** Dataset excerpts **
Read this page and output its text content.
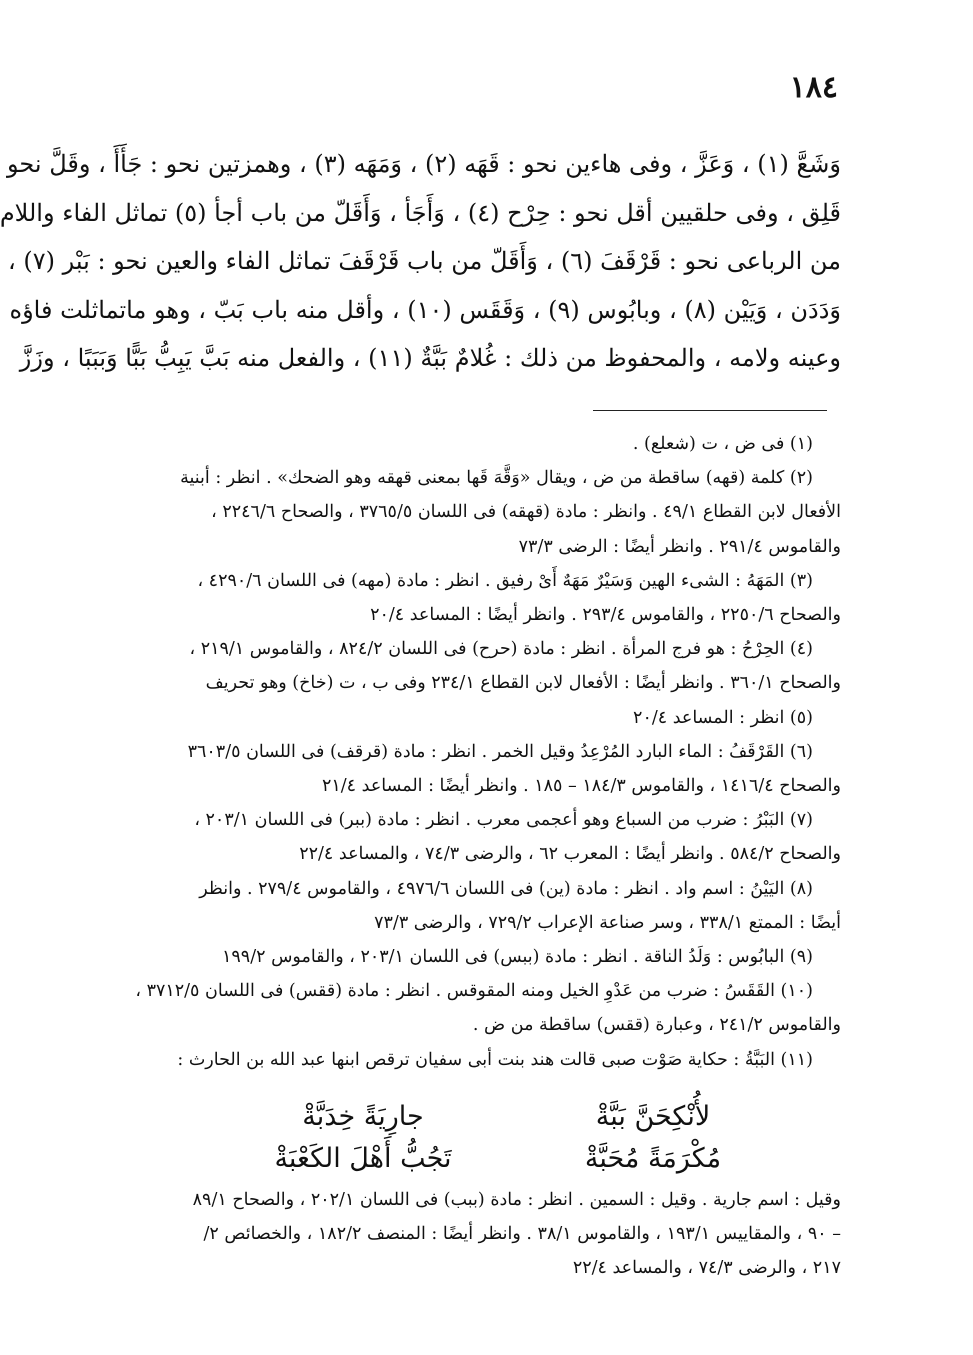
١٨٤
وَشَعَّ (١) ، وَعَزَّ ، وفى هاءين نحو : قَهَه (٢) ، وَمَهَه (٣) ، وهمزتين نحو : جَأَأَ ، وقَلَّ نحو
قَلِق ، وفى حلقيين أقل نحو : حِرْح (٤) ، وَأَجَأ ، وَأَقَلّ من باب أجأ (٥) تماثل الفاء واللام
من الرباعى نحو : قَرْقَفَ (٦) ، وَأَقَلّ من باب قَرْقَفَ تماثل الفاء والعين نحو : بَبْر (٧) ،
وَدَدَن ، وَيَيْن (٨) ، وبابُوس (٩) ، وَقَقَس (١٠) ، وأقل منه باب بَبّ ، وهو ماتماثلت فاؤه
وعينه ولامه ، والمحفوظ من ذلك : غُلامٌ بَبَّةٌ (١١) ، والفعل منه بَبَّ يَبِبُّ بَبًّا وَبَبَبًا ، وزَزَّ
(١) فى ض ، ت (شعلع) .
(٢) كلمة (قهه) ساقطة من ض ، ويقال «وَقَّهَ قَها بمعنى قهقه وهو الضحك» . انظر : أبنية
الأفعال لابن القطاع ٤٩/١ . وانظر : مادة (قهقه) فى اللسان ٣٧٦٥/٥ ، والصحاح ٢٢٤٦/٦ ،
والقاموس ٢٩١/٤ . وانظر أيضًا : الرضى ٧٣/٣
(٣) المَهَهُ : الشىء الهين وَسَيْرٌ مَهَهٌ أَىْ رفيق . انظر : مادة (مهه) فى اللسان ٤٢٩٠/٦ ،
والصحاح ٢٢٥٠/٦ ، والقاموس ٢٩٣/٤ . وانظر أيضًا : المساعد ٢٠/٤
(٤) الحِرْحُ : هو فرج المرأة . انظر : مادة (حرح) فى اللسان ٨٢٤/٢ ، والقاموس ٢١٩/١ ،
والصحاح ٣٦٠/١ . وانظر أيضًا : الأفعال لابن القطاع ٢٣٤/١ وفى ب ، ت (خاخ) وهو تحريف
(٥) انظر : المساعد ٢٠/٤
(٦) القَرْقَفُ : الماء البارد المُرْعِدُ وقيل الخمر . انظر : مادة (قرقف) فى اللسان ٣٦٠٣/٥
والصحاح ١٤١٦/٤ ، والقاموس ١٨٤/٣ – ١٨٥ . وانظر أيضًا : المساعد ٢١/٤
(٧) البَبْرُ : ضرب من السباع وهو أعجمى معرب . انظر : مادة (ببر) فى اللسان ٢٠٣/١ ،
والصحاح ٥٨٤/٢ . وانظر أيضًا : المعرب ٦٢ ، والرضى ٧٤/٣ ، والمساعد ٢٢/٤
(٨) اليَيْنُ : اسم واد . انظر : مادة (ين) فى اللسان ٤٩٧٦/٦ ، والقاموس ٢٧٩/٤ . وانظر
أيضًا : الممتع ٣٣٨/١ ، وسر صناعة الإعراب ٧٢٩/٢ ، والرضى ٧٣/٣
(٩) البابُوس : وَلَدُ الناقة . انظر : مادة (ببس) فى اللسان ٢٠٣/١ ، والقاموس ١٩٩/٢
(١٠) القَقَسُ : ضرب من عَدْوِ الخيل ومنه المقوقس . انظر : مادة (ققس) فى اللسان ٣٧١٢/٥ ،
والقاموس ٢٤١/٢ ، وعبارة (ققس) ساقطة من ض .
(١١) البَبَّةُ : حكاية صَوْت صبى قالت هند بنت أبى سفيان ترقص ابنها عبد الله بن الحارث :
لأُنْكِحَنَّ بَبَّةْ
جارِيَةً خِدَبَّةْ
مُكْرَمَةً مُحَبَّةْ
تَجُبُّ أَهْلَ الكَعْبَةْ
وقيل : اسم جارية . وقيل : السمين . انظر : مادة (ببب) فى اللسان ٢٠٢/١ ، والصحاح ٨٩/١
– ٩٠ ، والمقاييس ١٩٣/١ ، والقاموس ٣٨/١ . وانظر أيضًا : المنصف ١٨٢/٢ ، والخصائص ٢/
٢١٧ ، والرضى ٧٤/٣ ، والمساعد ٢٢/٤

** Written request **
Leave out the pictures and output every record above precisely as given.

** Correct result **
Read this page and output its text content.
١٨٤
وَشَعَّ (١) ، وَعَزَّ ، وفى هاءين نحو : قَهَه (٢) ، وَمَهَه (٣) ، وهمزتين نحو : جَأَأَ ، وقَلَّ نحو
قَلِق ، وفى حلقيين أقل نحو : حِرْح (٤) ، وَأَجَأ ، وَأَقَلّ من باب أجأ (٥) تماثل الفاء واللام
من الرباعى نحو : قَرْقَفَ (٦) ، وَأَقَلّ من باب قَرْقَفَ تماثل الفاء والعين نحو : بَبْر (٧) ،
وَدَدَن ، وَيَيْن (٨) ، وبابُوس (٩) ، وَقَقَس (١٠) ، وأقل منه باب بَبّ ، وهو ماتماثلت فاؤه
وعينه ولامه ، والمحفوظ من ذلك : غُلامٌ بَبَّةٌ (١١) ، والفعل منه بَبَّ يَبِبُّ بَبًّا وَبَبَبًا ، وزَزَّ
(١) فى ض ، ت (شعلع) .
(٢) كلمة (قهه) ساقطة من ض ، ويقال «وَقَّهَ قَها بمعنى قهقه وهو الضحك» . انظر : أبنية
الأفعال لابن القطاع ٤٩/١ . وانظر : مادة (قهقه) فى اللسان ٣٧٦٥/٥ ، والصحاح ٢٢٤٦/٦ ،
والقاموس ٢٩١/٤ . وانظر أيضًا : الرضى ٧٣/٣
(٣) المَهَهُ : الشىء الهين وَسَيْرٌ مَهَهٌ أَىْ رفيق . انظر : مادة (مهه) فى اللسان ٤٢٩٠/٦ ،
والصحاح ٢٢٥٠/٦ ، والقاموس ٢٩٣/٤ . وانظر أيضًا : المساعد ٢٠/٤
(٤) الحِرْحُ : هو فرج المرأة . انظر : مادة (حرح) فى اللسان ٨٢٤/٢ ، والقاموس ٢١٩/١ ،
والصحاح ٣٦٠/١ . وانظر أيضًا : الأفعال لابن القطاع ٢٣٤/١ وفى ب ، ت (خاخ) وهو تحريف
(٥) انظر : المساعد ٢٠/٤
(٦) القَرْقَفُ : الماء البارد المُرْعِدُ وقيل الخمر . انظر : مادة (قرقف) فى اللسان ٣٦٠٣/٥
والصحاح ١٤١٦/٤ ، والقاموس ١٨٤/٣ – ١٨٥ . وانظر أيضًا : المساعد ٢١/٤
(٧) البَبْرُ : ضرب من السباع وهو أعجمى معرب . انظر : مادة (ببر) فى اللسان ٢٠٣/١ ،
والصحاح ٥٨٤/٢ . وانظر أيضًا : المعرب ٦٢ ، والرضى ٧٤/٣ ، والمساعد ٢٢/٤
(٨) اليَيْنُ : اسم واد . انظر : مادة (ين) فى اللسان ٤٩٧٦/٦ ، والقاموس ٢٧٩/٤ . وانظر
أيضًا : الممتع ٣٣٨/١ ، وسر صناعة الإعراب ٧٢٩/٢ ، والرضى ٧٣/٣
(٩) البابُوس : وَلَدُ الناقة . انظر : مادة (ببس) فى اللسان ٢٠٣/١ ، والقاموس ١٩٩/٢
(١٠) القَقَسُ : ضرب من عَدْوِ الخيل ومنه المقوقس . انظر : مادة (ققس) فى اللسان ٣٧١٢/٥ ،
والقاموس ٢٤١/٢ ، وعبارة (ققس) ساقطة من ض .
(١١) البَبَّةُ : حكاية صَوْت صبى قالت هند بنت أبى سفيان ترقص ابنها عبد الله بن الحارث :
لأُنْكِحَنَّ بَبَّةْ
جارِيَةً خِدَبَّةْ
مُكْرَمَةً مُحَبَّةْ
تَجُبُّ أَهْلَ الكَعْبَةْ
وقيل : اسم جارية . وقيل : السمين . انظر : مادة (ببب) فى اللسان ٢٠٢/١ ، والصحاح ٨٩/١
– ٩٠ ، والمقاييس ١٩٣/١ ، والقاموس ٣٨/١ . وانظر أيضًا : المنصف ١٨٢/٢ ، والخصائص ٢/
٢١٧ ، والرضى ٧٤/٣ ، والمساعد ٢٢/٤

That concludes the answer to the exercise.